Directions:
Pick out the lines below that include the string "JSON".

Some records
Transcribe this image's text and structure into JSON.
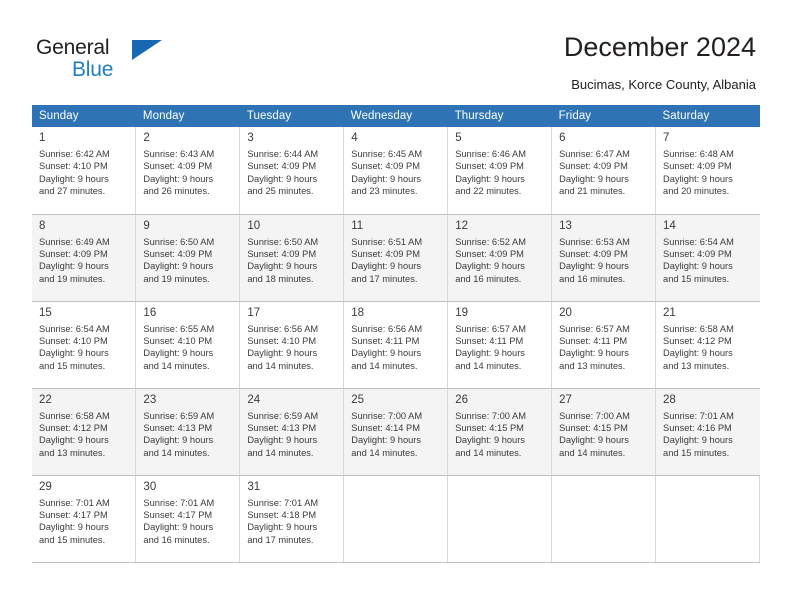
{
  "brand": {
    "word1": "General",
    "word2": "Blue",
    "triangle_color": "#1668b0",
    "blue_text_color": "#1f7ec4"
  },
  "header": {
    "title": "December 2024",
    "subtitle": "Bucimas, Korce County, Albania"
  },
  "theme": {
    "header_row_bg": "#2e74b5",
    "header_row_text": "#ffffff",
    "alt_row_bg": "#f4f4f4",
    "cell_text": "#3b3b3b",
    "grid_line": "#d9d9d9"
  },
  "weekday_headers": [
    "Sunday",
    "Monday",
    "Tuesday",
    "Wednesday",
    "Thursday",
    "Friday",
    "Saturday"
  ],
  "labels": {
    "sunrise_prefix": "Sunrise:",
    "sunset_prefix": "Sunset:",
    "daylight_prefix": "Daylight:"
  },
  "weeks": [
    [
      {
        "day": "1",
        "sunrise": "Sunrise: 6:42 AM",
        "sunset": "Sunset: 4:10 PM",
        "daylight_line1": "Daylight: 9 hours",
        "daylight_line2": "and 27 minutes."
      },
      {
        "day": "2",
        "sunrise": "Sunrise: 6:43 AM",
        "sunset": "Sunset: 4:09 PM",
        "daylight_line1": "Daylight: 9 hours",
        "daylight_line2": "and 26 minutes."
      },
      {
        "day": "3",
        "sunrise": "Sunrise: 6:44 AM",
        "sunset": "Sunset: 4:09 PM",
        "daylight_line1": "Daylight: 9 hours",
        "daylight_line2": "and 25 minutes."
      },
      {
        "day": "4",
        "sunrise": "Sunrise: 6:45 AM",
        "sunset": "Sunset: 4:09 PM",
        "daylight_line1": "Daylight: 9 hours",
        "daylight_line2": "and 23 minutes."
      },
      {
        "day": "5",
        "sunrise": "Sunrise: 6:46 AM",
        "sunset": "Sunset: 4:09 PM",
        "daylight_line1": "Daylight: 9 hours",
        "daylight_line2": "and 22 minutes."
      },
      {
        "day": "6",
        "sunrise": "Sunrise: 6:47 AM",
        "sunset": "Sunset: 4:09 PM",
        "daylight_line1": "Daylight: 9 hours",
        "daylight_line2": "and 21 minutes."
      },
      {
        "day": "7",
        "sunrise": "Sunrise: 6:48 AM",
        "sunset": "Sunset: 4:09 PM",
        "daylight_line1": "Daylight: 9 hours",
        "daylight_line2": "and 20 minutes."
      }
    ],
    [
      {
        "day": "8",
        "sunrise": "Sunrise: 6:49 AM",
        "sunset": "Sunset: 4:09 PM",
        "daylight_line1": "Daylight: 9 hours",
        "daylight_line2": "and 19 minutes."
      },
      {
        "day": "9",
        "sunrise": "Sunrise: 6:50 AM",
        "sunset": "Sunset: 4:09 PM",
        "daylight_line1": "Daylight: 9 hours",
        "daylight_line2": "and 19 minutes."
      },
      {
        "day": "10",
        "sunrise": "Sunrise: 6:50 AM",
        "sunset": "Sunset: 4:09 PM",
        "daylight_line1": "Daylight: 9 hours",
        "daylight_line2": "and 18 minutes."
      },
      {
        "day": "11",
        "sunrise": "Sunrise: 6:51 AM",
        "sunset": "Sunset: 4:09 PM",
        "daylight_line1": "Daylight: 9 hours",
        "daylight_line2": "and 17 minutes."
      },
      {
        "day": "12",
        "sunrise": "Sunrise: 6:52 AM",
        "sunset": "Sunset: 4:09 PM",
        "daylight_line1": "Daylight: 9 hours",
        "daylight_line2": "and 16 minutes."
      },
      {
        "day": "13",
        "sunrise": "Sunrise: 6:53 AM",
        "sunset": "Sunset: 4:09 PM",
        "daylight_line1": "Daylight: 9 hours",
        "daylight_line2": "and 16 minutes."
      },
      {
        "day": "14",
        "sunrise": "Sunrise: 6:54 AM",
        "sunset": "Sunset: 4:09 PM",
        "daylight_line1": "Daylight: 9 hours",
        "daylight_line2": "and 15 minutes."
      }
    ],
    [
      {
        "day": "15",
        "sunrise": "Sunrise: 6:54 AM",
        "sunset": "Sunset: 4:10 PM",
        "daylight_line1": "Daylight: 9 hours",
        "daylight_line2": "and 15 minutes."
      },
      {
        "day": "16",
        "sunrise": "Sunrise: 6:55 AM",
        "sunset": "Sunset: 4:10 PM",
        "daylight_line1": "Daylight: 9 hours",
        "daylight_line2": "and 14 minutes."
      },
      {
        "day": "17",
        "sunrise": "Sunrise: 6:56 AM",
        "sunset": "Sunset: 4:10 PM",
        "daylight_line1": "Daylight: 9 hours",
        "daylight_line2": "and 14 minutes."
      },
      {
        "day": "18",
        "sunrise": "Sunrise: 6:56 AM",
        "sunset": "Sunset: 4:11 PM",
        "daylight_line1": "Daylight: 9 hours",
        "daylight_line2": "and 14 minutes."
      },
      {
        "day": "19",
        "sunrise": "Sunrise: 6:57 AM",
        "sunset": "Sunset: 4:11 PM",
        "daylight_line1": "Daylight: 9 hours",
        "daylight_line2": "and 14 minutes."
      },
      {
        "day": "20",
        "sunrise": "Sunrise: 6:57 AM",
        "sunset": "Sunset: 4:11 PM",
        "daylight_line1": "Daylight: 9 hours",
        "daylight_line2": "and 13 minutes."
      },
      {
        "day": "21",
        "sunrise": "Sunrise: 6:58 AM",
        "sunset": "Sunset: 4:12 PM",
        "daylight_line1": "Daylight: 9 hours",
        "daylight_line2": "and 13 minutes."
      }
    ],
    [
      {
        "day": "22",
        "sunrise": "Sunrise: 6:58 AM",
        "sunset": "Sunset: 4:12 PM",
        "daylight_line1": "Daylight: 9 hours",
        "daylight_line2": "and 13 minutes."
      },
      {
        "day": "23",
        "sunrise": "Sunrise: 6:59 AM",
        "sunset": "Sunset: 4:13 PM",
        "daylight_line1": "Daylight: 9 hours",
        "daylight_line2": "and 14 minutes."
      },
      {
        "day": "24",
        "sunrise": "Sunrise: 6:59 AM",
        "sunset": "Sunset: 4:13 PM",
        "daylight_line1": "Daylight: 9 hours",
        "daylight_line2": "and 14 minutes."
      },
      {
        "day": "25",
        "sunrise": "Sunrise: 7:00 AM",
        "sunset": "Sunset: 4:14 PM",
        "daylight_line1": "Daylight: 9 hours",
        "daylight_line2": "and 14 minutes."
      },
      {
        "day": "26",
        "sunrise": "Sunrise: 7:00 AM",
        "sunset": "Sunset: 4:15 PM",
        "daylight_line1": "Daylight: 9 hours",
        "daylight_line2": "and 14 minutes."
      },
      {
        "day": "27",
        "sunrise": "Sunrise: 7:00 AM",
        "sunset": "Sunset: 4:15 PM",
        "daylight_line1": "Daylight: 9 hours",
        "daylight_line2": "and 14 minutes."
      },
      {
        "day": "28",
        "sunrise": "Sunrise: 7:01 AM",
        "sunset": "Sunset: 4:16 PM",
        "daylight_line1": "Daylight: 9 hours",
        "daylight_line2": "and 15 minutes."
      }
    ],
    [
      {
        "day": "29",
        "sunrise": "Sunrise: 7:01 AM",
        "sunset": "Sunset: 4:17 PM",
        "daylight_line1": "Daylight: 9 hours",
        "daylight_line2": "and 15 minutes."
      },
      {
        "day": "30",
        "sunrise": "Sunrise: 7:01 AM",
        "sunset": "Sunset: 4:17 PM",
        "daylight_line1": "Daylight: 9 hours",
        "daylight_line2": "and 16 minutes."
      },
      {
        "day": "31",
        "sunrise": "Sunrise: 7:01 AM",
        "sunset": "Sunset: 4:18 PM",
        "daylight_line1": "Daylight: 9 hours",
        "daylight_line2": "and 17 minutes."
      },
      {
        "day": "",
        "sunrise": "",
        "sunset": "",
        "daylight_line1": "",
        "daylight_line2": ""
      },
      {
        "day": "",
        "sunrise": "",
        "sunset": "",
        "daylight_line1": "",
        "daylight_line2": ""
      },
      {
        "day": "",
        "sunrise": "",
        "sunset": "",
        "daylight_line1": "",
        "daylight_line2": ""
      },
      {
        "day": "",
        "sunrise": "",
        "sunset": "",
        "daylight_line1": "",
        "daylight_line2": ""
      }
    ]
  ]
}
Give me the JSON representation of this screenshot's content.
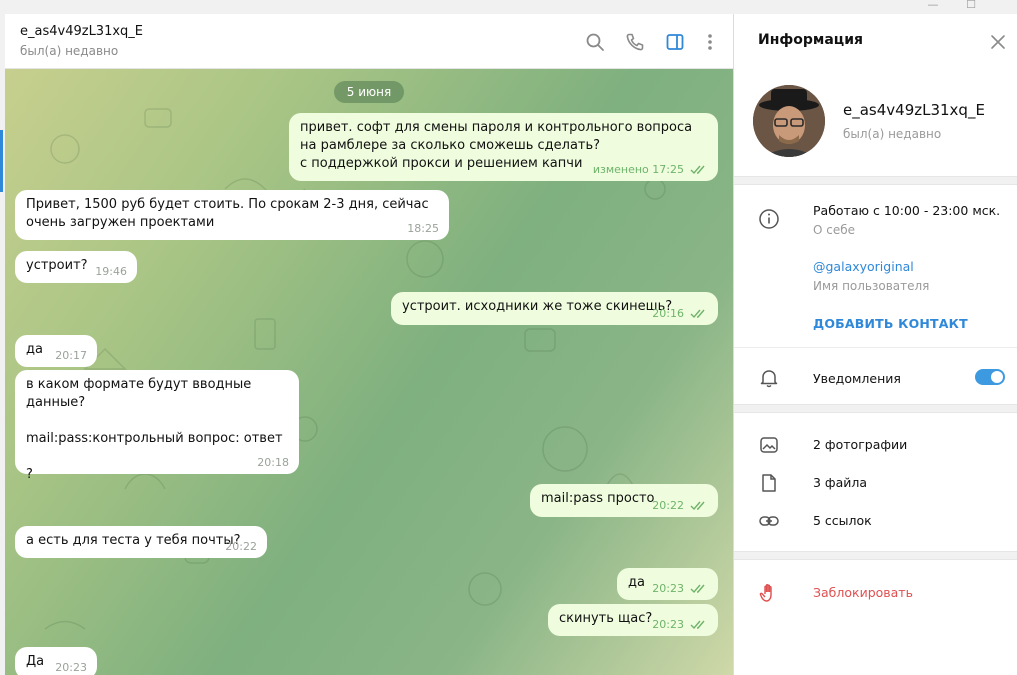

Final answer:
Transcribe this image's text and structure into JSON.
Give me the JSON representation of this screenshot's content.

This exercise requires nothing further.